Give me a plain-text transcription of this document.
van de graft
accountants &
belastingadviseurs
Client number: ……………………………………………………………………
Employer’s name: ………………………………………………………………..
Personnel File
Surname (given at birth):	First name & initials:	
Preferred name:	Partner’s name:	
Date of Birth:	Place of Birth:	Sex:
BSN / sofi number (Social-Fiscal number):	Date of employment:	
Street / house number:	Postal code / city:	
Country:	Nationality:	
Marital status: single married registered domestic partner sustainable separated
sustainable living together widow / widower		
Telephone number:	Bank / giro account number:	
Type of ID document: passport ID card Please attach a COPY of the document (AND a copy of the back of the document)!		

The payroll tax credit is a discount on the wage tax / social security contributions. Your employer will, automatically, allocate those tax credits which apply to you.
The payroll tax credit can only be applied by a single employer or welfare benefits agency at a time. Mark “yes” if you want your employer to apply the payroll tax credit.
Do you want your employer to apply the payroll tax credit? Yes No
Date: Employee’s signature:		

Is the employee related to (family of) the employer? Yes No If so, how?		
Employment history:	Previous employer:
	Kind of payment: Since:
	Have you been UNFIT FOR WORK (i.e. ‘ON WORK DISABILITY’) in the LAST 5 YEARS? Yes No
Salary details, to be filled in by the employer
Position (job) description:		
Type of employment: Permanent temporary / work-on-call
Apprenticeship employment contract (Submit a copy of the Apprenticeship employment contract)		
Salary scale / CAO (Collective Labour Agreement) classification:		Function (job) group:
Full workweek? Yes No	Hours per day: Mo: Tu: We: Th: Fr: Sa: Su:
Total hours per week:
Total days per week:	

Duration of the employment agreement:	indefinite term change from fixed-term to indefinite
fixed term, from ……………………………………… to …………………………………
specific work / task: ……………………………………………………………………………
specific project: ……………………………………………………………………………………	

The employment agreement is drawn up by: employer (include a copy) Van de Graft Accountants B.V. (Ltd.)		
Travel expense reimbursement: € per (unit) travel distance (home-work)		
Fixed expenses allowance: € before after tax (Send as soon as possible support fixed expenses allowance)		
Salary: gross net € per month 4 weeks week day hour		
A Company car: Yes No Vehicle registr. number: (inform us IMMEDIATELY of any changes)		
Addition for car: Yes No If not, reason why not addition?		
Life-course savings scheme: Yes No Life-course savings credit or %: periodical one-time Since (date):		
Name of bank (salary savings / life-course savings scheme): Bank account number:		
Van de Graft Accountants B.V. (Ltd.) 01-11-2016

· · ·

• _OBJECTIVE_
Each record above should be returned exactly as it appears.

• _SOLVED EXERCISE_
Give me a plain-text transcription of this document.
van de graft
accountants &
belastingadviseurs
Client number: ……………………………………………………………………
Employer’s name: ………………………………………………………………..
Personnel File
Surname (given at birth):	First name & initials:	
Preferred name:	Partner’s name:	
Date of Birth:	Place of Birth:	Sex:
BSN / sofi number (Social-Fiscal number):	Date of employment:	
Street / house number:	Postal code / city:	
Country:	Nationality:	
Marital status: single married registered domestic partner sustainable separated
sustainable living together widow / widower		
Telephone number:	Bank / giro account number:	
Type of ID document: passport ID card Please attach a COPY of the document (AND a copy of the back of the document)!		

The payroll tax credit is a discount on the wage tax / social security contributions. Your employer will, automatically, allocate those tax credits which apply to you.
The payroll tax credit can only be applied by a single employer or welfare benefits agency at a time. Mark “yes” if you want your employer to apply the payroll tax credit.
Do you want your employer to apply the payroll tax credit? Yes No
Date: Employee’s signature:		

Is the employee related to (family of) the employer? Yes No If so, how?		
Employment history:	Previous employer:
	Kind of payment: Since:
	Have you been UNFIT FOR WORK (i.e. ‘ON WORK DISABILITY’) in the LAST 5 YEARS? Yes No
Salary details, to be filled in by the employer
Position (job) description:		
Type of employment: Permanent temporary / work-on-call
Apprenticeship employment contract (Submit a copy of the Apprenticeship employment contract)		
Salary scale / CAO (Collective Labour Agreement) classification:		Function (job) group:
Full workweek? Yes No	Hours per day: Mo: Tu: We: Th: Fr: Sa: Su:
Total hours per week:
Total days per week:	

Duration of the employment agreement:	indefinite term change from fixed-term to indefinite
fixed term, from ……………………………………… to …………………………………
specific work / task: ……………………………………………………………………………
specific project: ……………………………………………………………………………………	

The employment agreement is drawn up by: employer (include a copy) Van de Graft Accountants B.V. (Ltd.)		
Travel expense reimbursement: € per (unit) travel distance (home-work)		
Fixed expenses allowance: € before after tax (Send as soon as possible support fixed expenses allowance)		
Salary: gross net € per month 4 weeks week day hour		
A Company car: Yes No Vehicle registr. number: (inform us IMMEDIATELY of any changes)		
Addition for car: Yes No If not, reason why not addition?		
Life-course savings scheme: Yes No Life-course savings credit or %: periodical one-time Since (date):		
Name of bank (salary savings / life-course savings scheme): Bank account number:		
Van de Graft Accountants B.V. (Ltd.) 01-11-2016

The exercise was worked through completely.